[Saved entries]
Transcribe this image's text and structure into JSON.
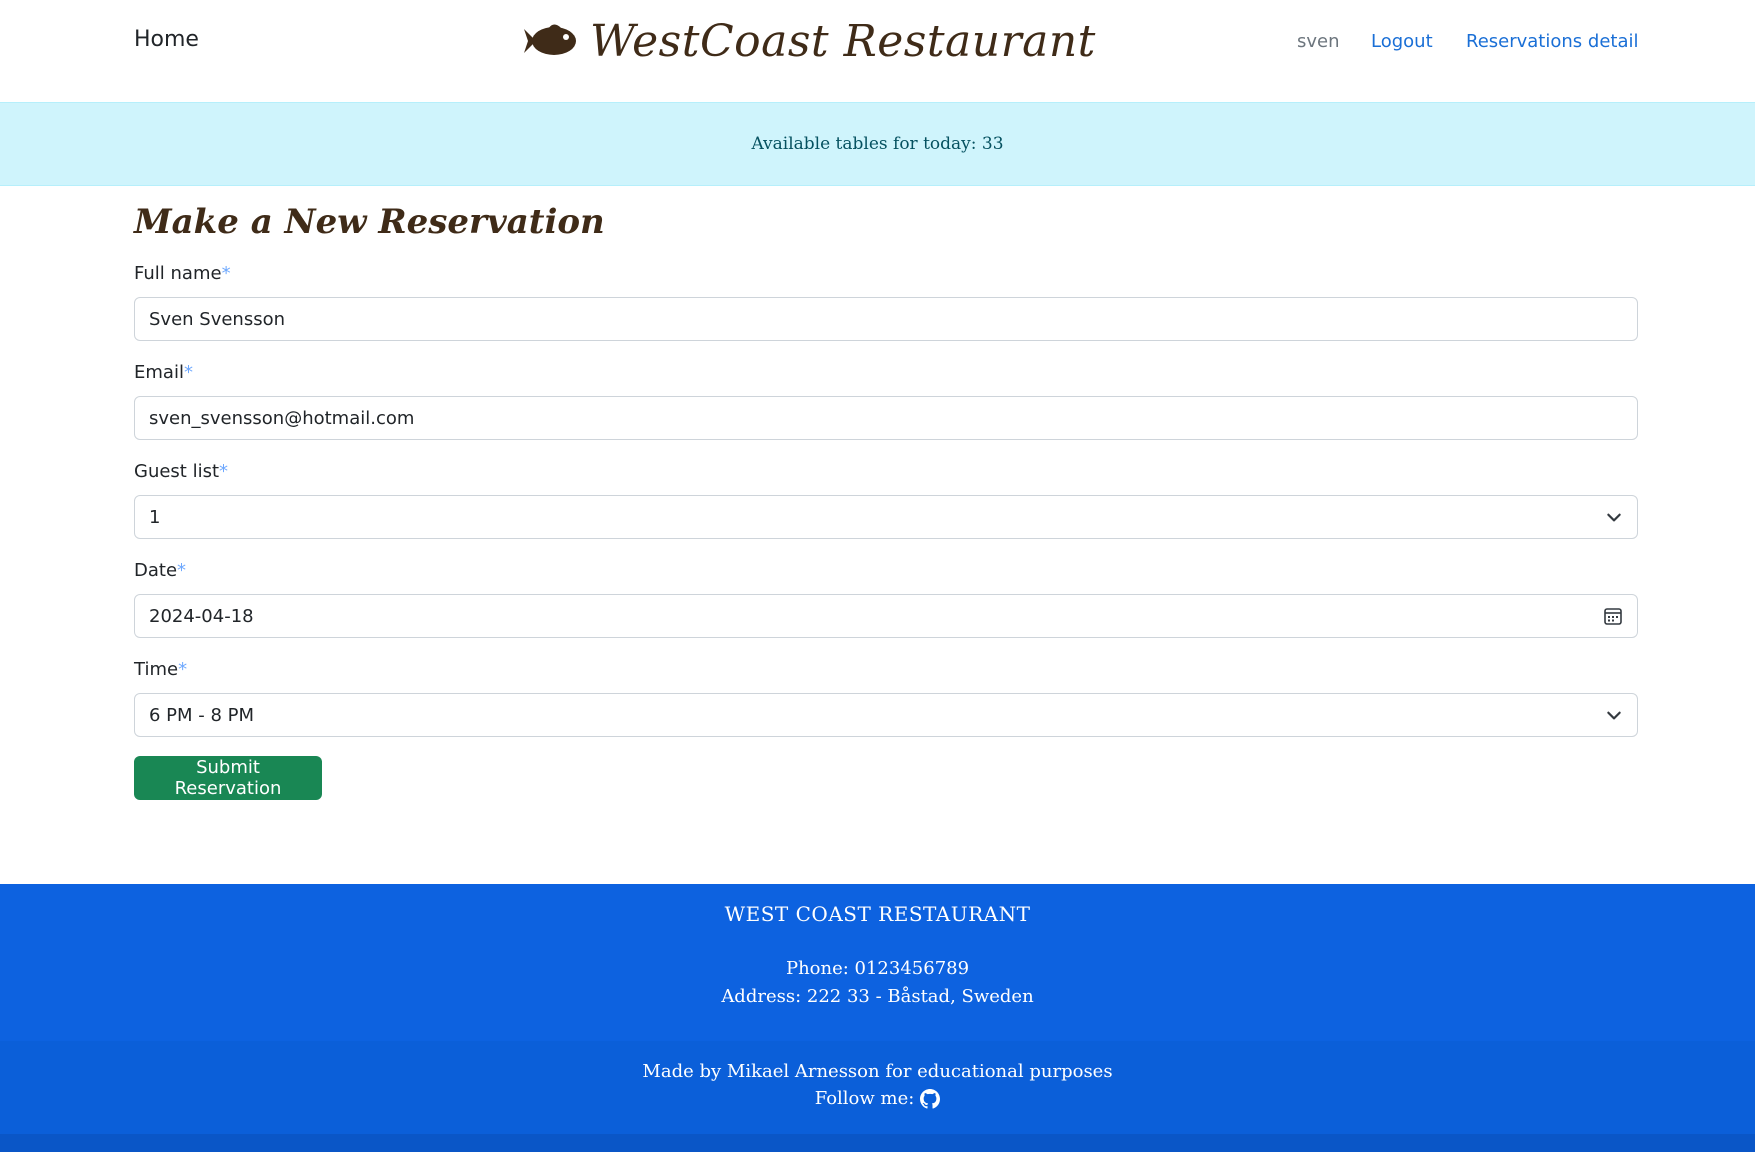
{
  "nav": {
    "home": "Home",
    "brand": "WestCoast Restaurant",
    "brand_icon": "fish-icon",
    "user": "sven",
    "logout": "Logout",
    "reservations": "Reservations detail"
  },
  "alert": {
    "text": "Available tables for today: 33"
  },
  "form": {
    "title": "Make a New Reservation",
    "required_mark": "*",
    "full_name": {
      "label": "Full name",
      "value": "Sven Svensson"
    },
    "email": {
      "label": "Email",
      "value": "sven_svensson@hotmail.com"
    },
    "guests": {
      "label": "Guest list",
      "value": "1"
    },
    "date": {
      "label": "Date",
      "value": "2024-04-18",
      "icon": "calendar-icon"
    },
    "time": {
      "label": "Time",
      "value": "6 PM - 8 PM"
    },
    "submit": "Submit Reservation"
  },
  "footer": {
    "name": "WEST COAST RESTAURANT",
    "phone": "Phone: 0123456789",
    "address": "Address: 222 33 - Båstad, Sweden",
    "made_by": "Made by Mikael Arnesson for educational purposes",
    "follow": "Follow me:",
    "follow_icon": "github-icon"
  },
  "colors": {
    "link": "#1a6fd6",
    "alert_bg": "#cff4fc",
    "submit": "#198754",
    "footer": "#0d62e0",
    "brand": "#3f2b18"
  }
}
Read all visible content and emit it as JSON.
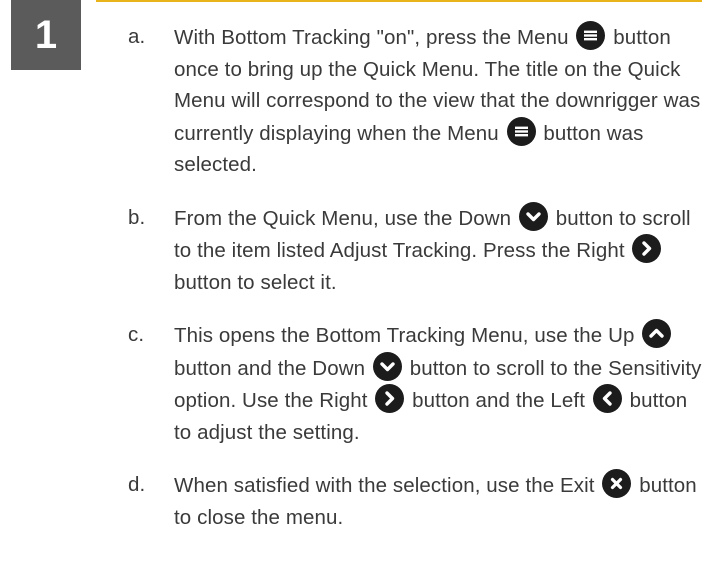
{
  "step": {
    "number": "1"
  },
  "accent_color": "#e8b419",
  "items": [
    {
      "marker": "a.",
      "parts": [
        "With Bottom Tracking \"on\", press the Menu",
        "button once to bring up the Quick Menu. The title on the Quick Menu will correspond to the view that the downrigger was currently displaying when the Menu",
        "button was selected."
      ]
    },
    {
      "marker": "b.",
      "parts": [
        "From the Quick Menu, use the Down",
        "button to scroll to the item listed Adjust Tracking. Press the Right",
        "button to select it."
      ]
    },
    {
      "marker": "c.",
      "parts": [
        "This opens the Bottom Tracking Menu, use the Up",
        "button and the Down",
        "button to scroll to the Sensitivity option. Use the Right",
        "button and the Left",
        "button to adjust the setting."
      ]
    },
    {
      "marker": "d.",
      "parts": [
        "When satisfied with the selection, use the Exit",
        "button to close the menu."
      ]
    }
  ],
  "icons": {
    "menu": "menu-icon",
    "down": "chevron-down-icon",
    "up": "chevron-up-icon",
    "right": "chevron-right-icon",
    "left": "chevron-left-icon",
    "exit": "close-icon"
  }
}
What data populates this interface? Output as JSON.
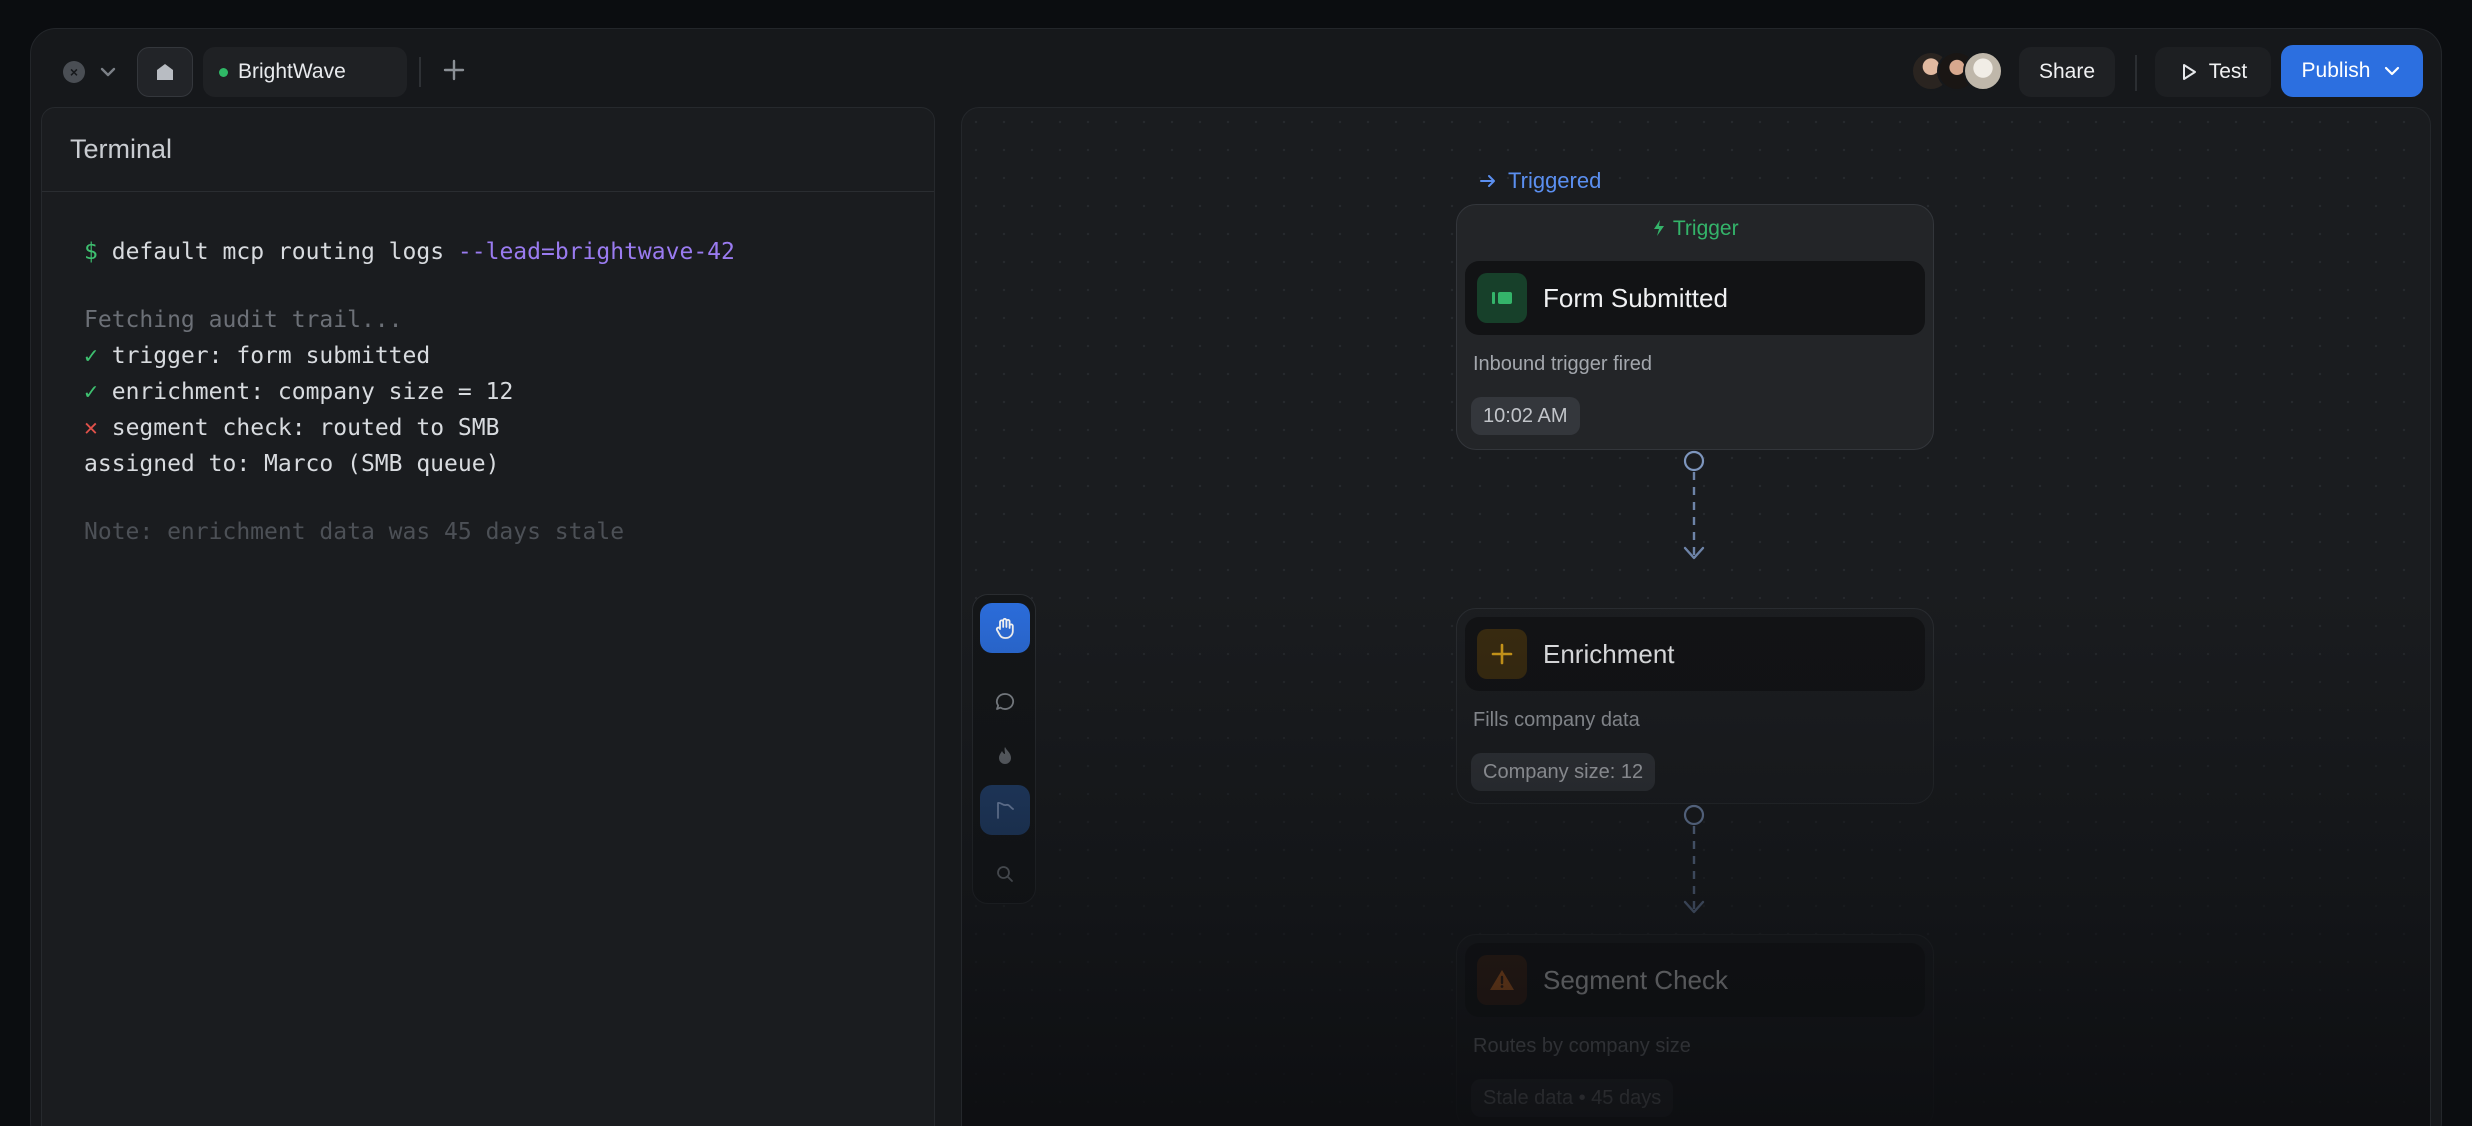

What is required —
Repeat the material above in full and unchanged, minus its images.

Final result —
Transcribe this image's text and structure into JSON.
{
  "nav": {
    "home": "Home",
    "brand": "WestCoast Restaurant",
    "brand_icon": "fish-icon",
    "user": "sven",
    "logout": "Logout",
    "reservations": "Reservations detail"
  },
  "alert": {
    "text": "Available tables for today: 33"
  },
  "form": {
    "title": "Make a New Reservation",
    "required_mark": "*",
    "full_name": {
      "label": "Full name",
      "value": "Sven Svensson"
    },
    "email": {
      "label": "Email",
      "value": "sven_svensson@hotmail.com"
    },
    "guests": {
      "label": "Guest list",
      "value": "1"
    },
    "date": {
      "label": "Date",
      "value": "2024-04-18",
      "icon": "calendar-icon"
    },
    "time": {
      "label": "Time",
      "value": "6 PM - 8 PM"
    },
    "submit": "Submit Reservation"
  },
  "footer": {
    "name": "WEST COAST RESTAURANT",
    "phone": "Phone: 0123456789",
    "address": "Address: 222 33 - Båstad, Sweden",
    "made_by": "Made by Mikael Arnesson for educational purposes",
    "follow": "Follow me:",
    "follow_icon": "github-icon"
  },
  "colors": {
    "link": "#1a6fd6",
    "alert_bg": "#cff4fc",
    "submit": "#198754",
    "footer": "#0d62e0",
    "brand": "#3f2b18"
  }
}
Read all visible content and emit it as JSON.
{
  "step": {
    "number": "1"
  },
  "accent_color": "#e8b419",
  "items": [
    {
      "marker": "a.",
      "parts": [
        "With Bottom Tracking \"on\", press the Menu",
        "button once to bring up the Quick Menu. The title on the Quick Menu will correspond to the view that the downrigger was currently displaying when the Menu",
        "button was selected."
      ]
    },
    {
      "marker": "b.",
      "parts": [
        "From the Quick Menu, use the Down",
        "button to scroll to the item listed Adjust Tracking. Press the Right",
        "button to select it."
      ]
    },
    {
      "marker": "c.",
      "parts": [
        "This opens the Bottom Tracking Menu, use the Up",
        "button and the Down",
        "button to scroll to the Sensitivity option. Use the Right",
        "button and the Left",
        "button to adjust the setting."
      ]
    },
    {
      "marker": "d.",
      "parts": [
        "When satisfied with the selection, use the Exit",
        "button to close the menu."
      ]
    }
  ],
  "icons": {
    "menu": "menu-icon",
    "down": "chevron-down-icon",
    "up": "chevron-up-icon",
    "right": "chevron-right-icon",
    "left": "chevron-left-icon",
    "exit": "close-icon"
  }
}
What data populates this interface? Output as JSON.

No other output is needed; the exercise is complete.